» **TASK OBJECTIVE**
Leave out any pictures and transcribe all other data below exactly.
# # # # # # #
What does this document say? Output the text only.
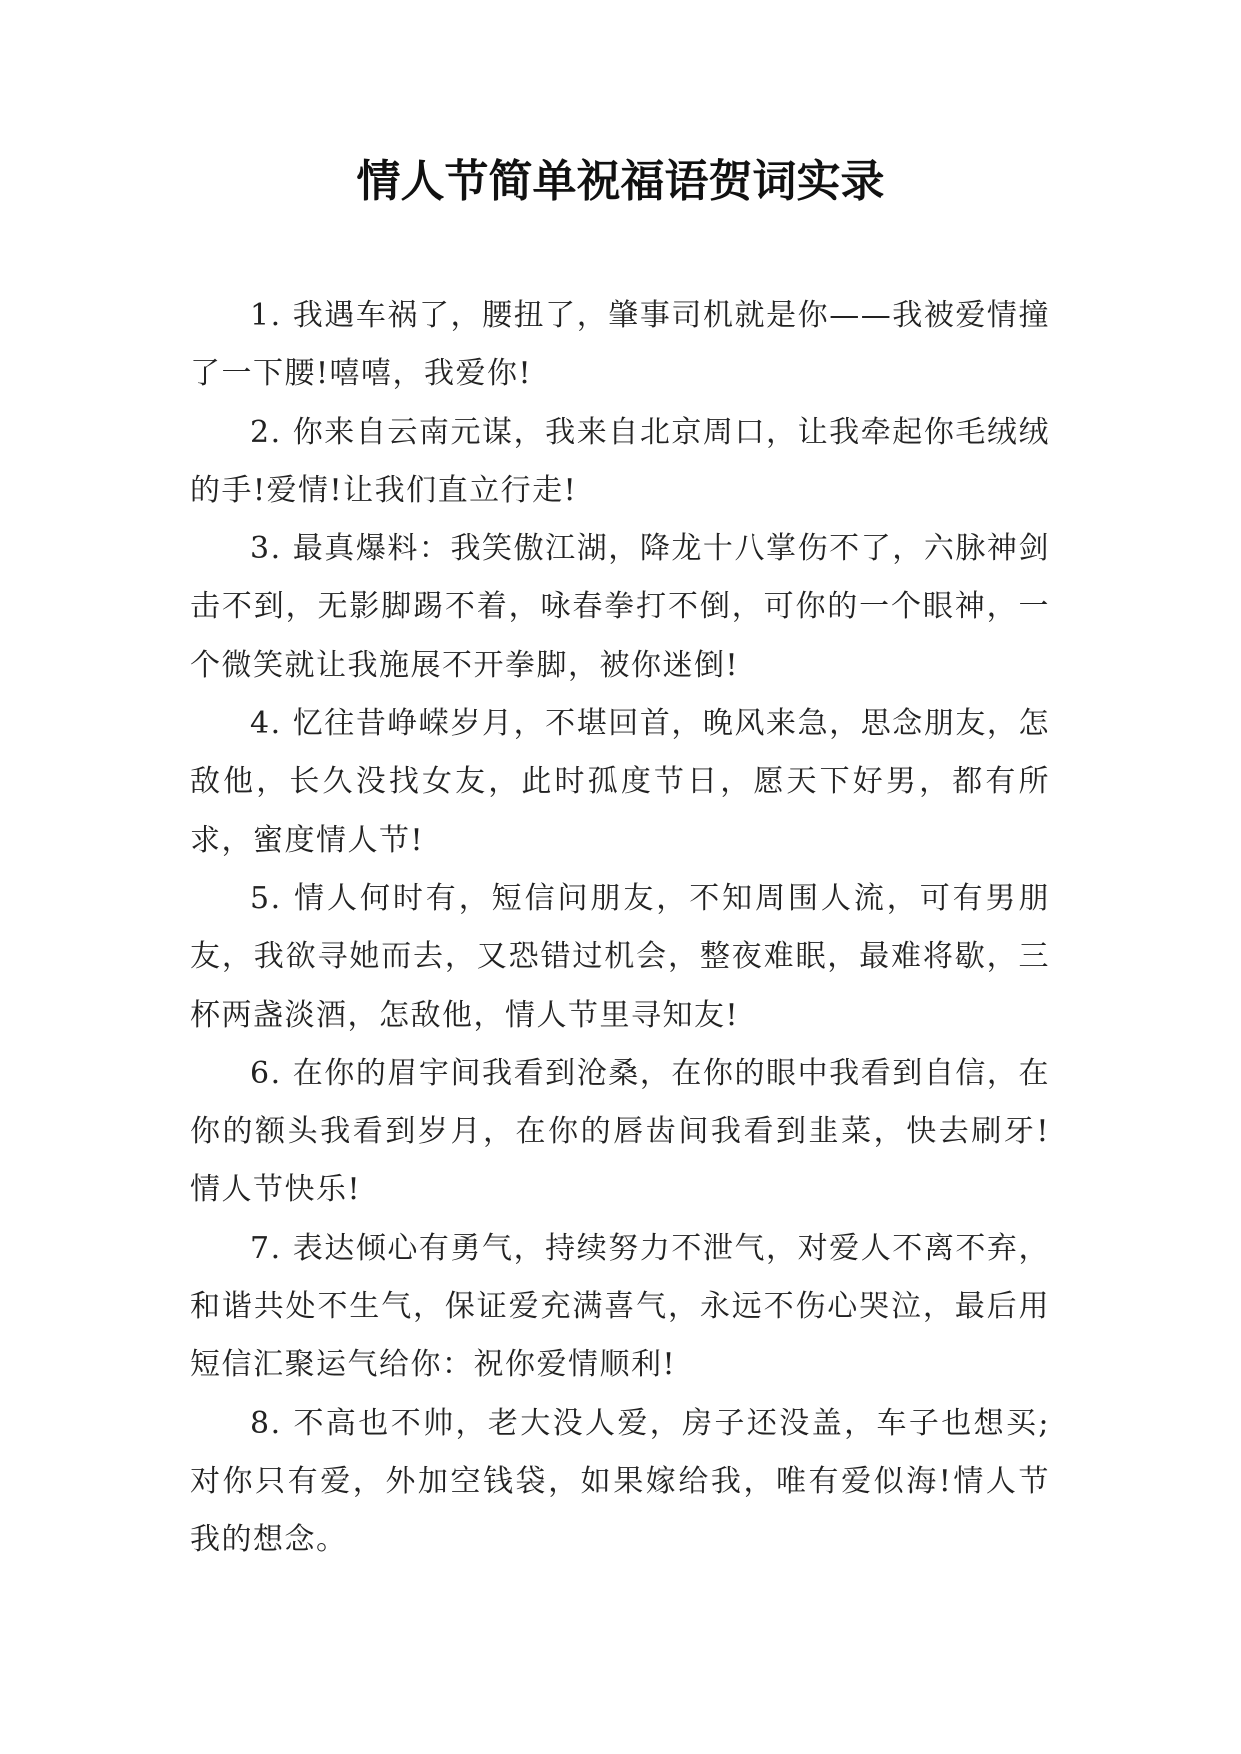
情人节简单祝福语贺词实录

1. 我遇车祸了，腰扭了，肇事司机就是你——我被爱情撞了一下腰!嘻嘻，我爱你!

2. 你来自云南元谋，我来自北京周口，让我牵起你毛绒绒的手!爱情!让我们直立行走!

3. 最真爆料：我笑傲江湖，降龙十八掌伤不了，六脉神剑击不到，无影脚踢不着，咏春拳打不倒，可你的一个眼神，一个微笑就让我施展不开拳脚，被你迷倒!

4. 忆往昔峥嵘岁月，不堪回首，晚风来急，思念朋友，怎敌他，长久没找女友，此时孤度节日，愿天下好男，都有所求，蜜度情人节!

5. 情人何时有，短信问朋友，不知周围人流，可有男朋友，我欲寻她而去，又恐错过机会，整夜难眠，最难将歇，三杯两盏淡酒，怎敌他，情人节里寻知友!

6. 在你的眉宇间我看到沧桑，在你的眼中我看到自信，在你的额头我看到岁月，在你的唇齿间我看到韭菜，快去刷牙!情人节快乐!

7. 表达倾心有勇气，持续努力不泄气，对爱人不离不弃，和谐共处不生气，保证爱充满喜气，永远不伤心哭泣，最后用短信汇聚运气给你：祝你爱情顺利!

8. 不高也不帅，老大没人爱，房子还没盖，车子也想买;对你只有爱，外加空钱袋，如果嫁给我，唯有爱似海!情人节我的想念。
# # # # # # #
» **REPLY**
What does this document say? Output the text only.
情人节简单祝福语贺词实录

1. 我遇车祸了，腰扭了，肇事司机就是你——我被爱情撞了一下腰!嘻嘻，我爱你!

2. 你来自云南元谋，我来自北京周口，让我牵起你毛绒绒的手!爱情!让我们直立行走!

3. 最真爆料：我笑傲江湖，降龙十八掌伤不了，六脉神剑击不到，无影脚踢不着，咏春拳打不倒，可你的一个眼神，一个微笑就让我施展不开拳脚，被你迷倒!

4. 忆往昔峥嵘岁月，不堪回首，晚风来急，思念朋友，怎敌他，长久没找女友，此时孤度节日，愿天下好男，都有所求，蜜度情人节!

5. 情人何时有，短信问朋友，不知周围人流，可有男朋友，我欲寻她而去，又恐错过机会，整夜难眠，最难将歇，三杯两盏淡酒，怎敌他，情人节里寻知友!

6. 在你的眉宇间我看到沧桑，在你的眼中我看到自信，在你的额头我看到岁月，在你的唇齿间我看到韭菜，快去刷牙!情人节快乐!

7. 表达倾心有勇气，持续努力不泄气，对爱人不离不弃，和谐共处不生气，保证爱充满喜气，永远不伤心哭泣，最后用短信汇聚运气给你：祝你爱情顺利!

8. 不高也不帅，老大没人爱，房子还没盖，车子也想买;对你只有爱，外加空钱袋，如果嫁给我，唯有爱似海!情人节我的想念。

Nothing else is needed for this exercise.